City adds wireless mesh for public safety

Providence, R.I., will offer its public safety agencies 100 times more capacity for mobile data communications.

The city of Providence, R.I., has signed a $2.3 million deal with Motorola to install a mesh-network wireless communications system for public safety agencies. City officials expect the new system to give agencies 100 times more capacity for mobile data communications.

The citywide network will replace a Cellular Digital Packet Data (CDPD) system.

Grants from the Homeland Security Department and Justice Department's Community Oriented Policing Services (COPS) program will pay for the network, which could become operational by early 2006.

Although the CDPD network provides good coverage, it offers low bandwidth, said Rick Rotondo, director of marketing for Motorola's mesh networking products group. The Providence government needs a high-bandwidth network so it can offer employees in-vehicle access to building blueprints, real-time video, medical records and geographic information systems, all of which create big files, Rotondo said.

“They needed something that could support the applications they now have, as well as cater for these types of advanced applications," he said.

The network will cover more than 18 square miles and have hundreds of nodes, Rotondo said. Its implementation will be difficult because the city is densely populated, hilly and criss-crossed by several elevated highways, he added. Large sections of the city are underneath overpasses.

Motorola bought MeshNetworks, a vendor of mesh networking systems, late last year to gain quick entry into a technology market that showed great promise. It had previously licensed MeshNetworks' products and distributed the MeshNetworks Enabled Architecture.

Motorola has announced nearly a dozen government mesh network projects and expects to announce others soon, Rotondo said.

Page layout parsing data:
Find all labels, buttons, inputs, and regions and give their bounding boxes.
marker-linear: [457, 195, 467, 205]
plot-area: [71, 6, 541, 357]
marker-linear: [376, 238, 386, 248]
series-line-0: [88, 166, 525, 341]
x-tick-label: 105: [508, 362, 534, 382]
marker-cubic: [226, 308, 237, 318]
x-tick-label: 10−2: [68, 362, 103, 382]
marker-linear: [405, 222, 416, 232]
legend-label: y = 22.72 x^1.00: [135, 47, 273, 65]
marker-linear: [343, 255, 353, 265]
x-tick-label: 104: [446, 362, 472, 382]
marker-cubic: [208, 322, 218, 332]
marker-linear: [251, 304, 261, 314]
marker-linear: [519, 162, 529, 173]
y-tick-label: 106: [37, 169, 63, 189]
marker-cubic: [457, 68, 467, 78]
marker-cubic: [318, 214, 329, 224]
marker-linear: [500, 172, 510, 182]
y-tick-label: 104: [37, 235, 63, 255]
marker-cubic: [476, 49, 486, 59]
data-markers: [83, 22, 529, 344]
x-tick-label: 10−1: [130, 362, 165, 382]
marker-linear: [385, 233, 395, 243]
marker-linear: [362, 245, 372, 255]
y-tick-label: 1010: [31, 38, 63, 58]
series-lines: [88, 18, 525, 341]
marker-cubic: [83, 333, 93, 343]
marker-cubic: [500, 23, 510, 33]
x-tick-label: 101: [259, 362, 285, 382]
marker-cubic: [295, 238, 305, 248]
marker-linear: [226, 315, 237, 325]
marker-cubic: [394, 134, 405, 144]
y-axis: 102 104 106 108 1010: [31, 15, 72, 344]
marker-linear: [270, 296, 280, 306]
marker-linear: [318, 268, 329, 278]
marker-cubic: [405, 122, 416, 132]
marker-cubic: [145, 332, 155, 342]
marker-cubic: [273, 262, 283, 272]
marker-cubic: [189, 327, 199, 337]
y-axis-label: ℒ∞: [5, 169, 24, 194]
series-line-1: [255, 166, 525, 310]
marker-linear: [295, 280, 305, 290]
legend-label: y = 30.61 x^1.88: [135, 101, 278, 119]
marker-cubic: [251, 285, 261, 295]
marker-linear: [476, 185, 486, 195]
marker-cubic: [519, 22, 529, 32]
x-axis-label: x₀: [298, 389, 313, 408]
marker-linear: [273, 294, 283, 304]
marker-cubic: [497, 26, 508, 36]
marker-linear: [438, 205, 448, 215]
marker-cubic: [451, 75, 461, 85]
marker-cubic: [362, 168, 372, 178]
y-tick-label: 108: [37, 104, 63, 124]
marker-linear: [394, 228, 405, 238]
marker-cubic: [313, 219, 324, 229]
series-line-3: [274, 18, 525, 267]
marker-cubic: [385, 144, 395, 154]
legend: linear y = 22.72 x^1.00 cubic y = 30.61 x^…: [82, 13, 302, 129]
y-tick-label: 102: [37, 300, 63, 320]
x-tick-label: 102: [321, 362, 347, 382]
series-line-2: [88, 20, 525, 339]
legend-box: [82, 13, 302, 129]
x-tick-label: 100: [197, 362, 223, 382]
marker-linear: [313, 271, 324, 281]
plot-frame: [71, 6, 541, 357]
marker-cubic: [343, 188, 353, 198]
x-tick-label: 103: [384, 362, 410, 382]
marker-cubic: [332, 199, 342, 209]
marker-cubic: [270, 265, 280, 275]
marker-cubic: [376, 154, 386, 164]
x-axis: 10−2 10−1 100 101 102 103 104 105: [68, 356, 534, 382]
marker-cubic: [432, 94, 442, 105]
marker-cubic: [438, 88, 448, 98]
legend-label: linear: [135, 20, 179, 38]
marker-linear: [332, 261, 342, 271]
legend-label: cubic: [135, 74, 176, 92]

(TASK REQUIREMENTS) Translate this sentence from the article on Providence's wireless mesh network into Spanish: "The citywide network will replace a Cellular Digital Packet Data (CDPD) system."

(WRITTEN RESPONSE) La red que abarcará toda la ciudad reemplazará un sistema de Datos Digitales Celulares por Paquetes (CDPD).